- [Records to use]:
================================
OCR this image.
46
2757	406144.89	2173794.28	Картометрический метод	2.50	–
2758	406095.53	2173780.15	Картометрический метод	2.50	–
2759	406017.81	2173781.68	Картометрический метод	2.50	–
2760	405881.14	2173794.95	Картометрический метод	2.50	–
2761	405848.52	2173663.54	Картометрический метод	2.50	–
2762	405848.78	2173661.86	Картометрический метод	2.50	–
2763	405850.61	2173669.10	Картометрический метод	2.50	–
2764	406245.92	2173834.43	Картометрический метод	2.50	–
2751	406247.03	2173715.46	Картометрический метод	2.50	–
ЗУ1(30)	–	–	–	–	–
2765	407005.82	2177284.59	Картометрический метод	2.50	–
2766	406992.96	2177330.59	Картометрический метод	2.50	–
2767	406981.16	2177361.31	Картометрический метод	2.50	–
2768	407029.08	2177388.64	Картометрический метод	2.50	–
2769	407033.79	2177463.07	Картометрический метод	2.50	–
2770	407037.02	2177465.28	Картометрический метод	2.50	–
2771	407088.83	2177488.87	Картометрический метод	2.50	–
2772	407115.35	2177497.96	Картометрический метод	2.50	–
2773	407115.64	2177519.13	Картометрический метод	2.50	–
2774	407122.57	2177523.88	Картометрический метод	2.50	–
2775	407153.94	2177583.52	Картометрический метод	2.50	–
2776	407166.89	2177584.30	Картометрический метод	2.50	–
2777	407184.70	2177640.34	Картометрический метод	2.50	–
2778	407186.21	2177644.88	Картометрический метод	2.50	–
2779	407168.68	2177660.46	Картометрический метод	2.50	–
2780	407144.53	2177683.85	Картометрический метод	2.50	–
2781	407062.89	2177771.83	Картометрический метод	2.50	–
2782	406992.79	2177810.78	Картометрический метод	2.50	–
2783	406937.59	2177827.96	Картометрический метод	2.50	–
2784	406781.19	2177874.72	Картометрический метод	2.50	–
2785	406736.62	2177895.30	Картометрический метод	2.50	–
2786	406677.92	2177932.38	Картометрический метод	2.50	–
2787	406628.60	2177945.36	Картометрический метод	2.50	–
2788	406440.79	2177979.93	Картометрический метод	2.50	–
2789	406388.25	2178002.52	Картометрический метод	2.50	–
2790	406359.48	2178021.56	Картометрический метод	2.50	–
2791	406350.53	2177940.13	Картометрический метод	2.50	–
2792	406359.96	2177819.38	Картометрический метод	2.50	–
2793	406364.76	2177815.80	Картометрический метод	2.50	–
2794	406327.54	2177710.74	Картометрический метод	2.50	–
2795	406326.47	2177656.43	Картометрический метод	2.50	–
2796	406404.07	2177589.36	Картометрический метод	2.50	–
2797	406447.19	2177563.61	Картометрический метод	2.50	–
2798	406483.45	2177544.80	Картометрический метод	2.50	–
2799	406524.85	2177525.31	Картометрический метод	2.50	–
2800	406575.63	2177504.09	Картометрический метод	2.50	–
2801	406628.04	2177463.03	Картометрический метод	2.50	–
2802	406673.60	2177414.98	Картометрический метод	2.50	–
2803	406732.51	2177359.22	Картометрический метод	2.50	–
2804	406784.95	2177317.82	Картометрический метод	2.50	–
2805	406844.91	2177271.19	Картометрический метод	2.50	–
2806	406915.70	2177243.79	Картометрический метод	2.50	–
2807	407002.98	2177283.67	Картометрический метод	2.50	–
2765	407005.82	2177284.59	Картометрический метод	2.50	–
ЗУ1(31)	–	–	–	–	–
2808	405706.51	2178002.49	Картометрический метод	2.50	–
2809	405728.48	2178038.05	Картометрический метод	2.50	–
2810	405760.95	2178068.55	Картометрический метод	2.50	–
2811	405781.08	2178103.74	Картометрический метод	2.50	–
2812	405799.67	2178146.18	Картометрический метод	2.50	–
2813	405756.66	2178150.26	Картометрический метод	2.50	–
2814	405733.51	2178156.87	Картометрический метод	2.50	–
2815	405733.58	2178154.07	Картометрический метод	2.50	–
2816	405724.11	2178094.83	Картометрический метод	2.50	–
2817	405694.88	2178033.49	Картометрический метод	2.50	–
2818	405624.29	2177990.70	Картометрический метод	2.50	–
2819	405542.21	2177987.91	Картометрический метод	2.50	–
================================
- [Exercise aim]:
Every entry should be output exactly as written, please.

- [Correct answer]:
OCR this image.
46
2757	406144.89	2173794.28	Картометрический метод	2.50	–
2758	406095.53	2173780.15	Картометрический метод	2.50	–
2759	406017.81	2173781.68	Картометрический метод	2.50	–
2760	405881.14	2173794.95	Картометрический метод	2.50	–
2761	405848.52	2173663.54	Картометрический метод	2.50	–
2762	405848.78	2173661.86	Картометрический метод	2.50	–
2763	405850.61	2173669.10	Картометрический метод	2.50	–
2764	406245.92	2173834.43	Картометрический метод	2.50	–
2751	406247.03	2173715.46	Картометрический метод	2.50	–
ЗУ1(30)	–	–	–	–	–
2765	407005.82	2177284.59	Картометрический метод	2.50	–
2766	406992.96	2177330.59	Картометрический метод	2.50	–
2767	406981.16	2177361.31	Картометрический метод	2.50	–
2768	407029.08	2177388.64	Картометрический метод	2.50	–
2769	407033.79	2177463.07	Картометрический метод	2.50	–
2770	407037.02	2177465.28	Картометрический метод	2.50	–
2771	407088.83	2177488.87	Картометрический метод	2.50	–
2772	407115.35	2177497.96	Картометрический метод	2.50	–
2773	407115.64	2177519.13	Картометрический метод	2.50	–
2774	407122.57	2177523.88	Картометрический метод	2.50	–
2775	407153.94	2177583.52	Картометрический метод	2.50	–
2776	407166.89	2177584.30	Картометрический метод	2.50	–
2777	407184.70	2177640.34	Картометрический метод	2.50	–
2778	407186.21	2177644.88	Картометрический метод	2.50	–
2779	407168.68	2177660.46	Картометрический метод	2.50	–
2780	407144.53	2177683.85	Картометрический метод	2.50	–
2781	407062.89	2177771.83	Картометрический метод	2.50	–
2782	406992.79	2177810.78	Картометрический метод	2.50	–
2783	406937.59	2177827.96	Картометрический метод	2.50	–
2784	406781.19	2177874.72	Картометрический метод	2.50	–
2785	406736.62	2177895.30	Картометрический метод	2.50	–
2786	406677.92	2177932.38	Картометрический метод	2.50	–
2787	406628.60	2177945.36	Картометрический метод	2.50	–
2788	406440.79	2177979.93	Картометрический метод	2.50	–
2789	406388.25	2178002.52	Картометрический метод	2.50	–
2790	406359.48	2178021.56	Картометрический метод	2.50	–
2791	406350.53	2177940.13	Картометрический метод	2.50	–
2792	406359.96	2177819.38	Картометрический метод	2.50	–
2793	406364.76	2177815.80	Картометрический метод	2.50	–
2794	406327.54	2177710.74	Картометрический метод	2.50	–
2795	406326.47	2177656.43	Картометрический метод	2.50	–
2796	406404.07	2177589.36	Картометрический метод	2.50	–
2797	406447.19	2177563.61	Картометрический метод	2.50	–
2798	406483.45	2177544.80	Картометрический метод	2.50	–
2799	406524.85	2177525.31	Картометрический метод	2.50	–
2800	406575.63	2177504.09	Картометрический метод	2.50	–
2801	406628.04	2177463.03	Картометрический метод	2.50	–
2802	406673.60	2177414.98	Картометрический метод	2.50	–
2803	406732.51	2177359.22	Картометрический метод	2.50	–
2804	406784.95	2177317.82	Картометрический метод	2.50	–
2805	406844.91	2177271.19	Картометрический метод	2.50	–
2806	406915.70	2177243.79	Картометрический метод	2.50	–
2807	407002.98	2177283.67	Картометрический метод	2.50	–
2765	407005.82	2177284.59	Картометрический метод	2.50	–
ЗУ1(31)	–	–	–	–	–
2808	405706.51	2178002.49	Картометрический метод	2.50	–
2809	405728.48	2178038.05	Картометрический метод	2.50	–
2810	405760.95	2178068.55	Картометрический метод	2.50	–
2811	405781.08	2178103.74	Картометрический метод	2.50	–
2812	405799.67	2178146.18	Картометрический метод	2.50	–
2813	405756.66	2178150.26	Картометрический метод	2.50	–
2814	405733.51	2178156.87	Картометрический метод	2.50	–
2815	405733.58	2178154.07	Картометрический метод	2.50	–
2816	405724.11	2178094.83	Картометрический метод	2.50	–
2817	405694.88	2178033.49	Картометрический метод	2.50	–
2818	405624.29	2177990.70	Картометрический метод	2.50	–
2819	405542.21	2177987.91	Картометрический метод	2.50	–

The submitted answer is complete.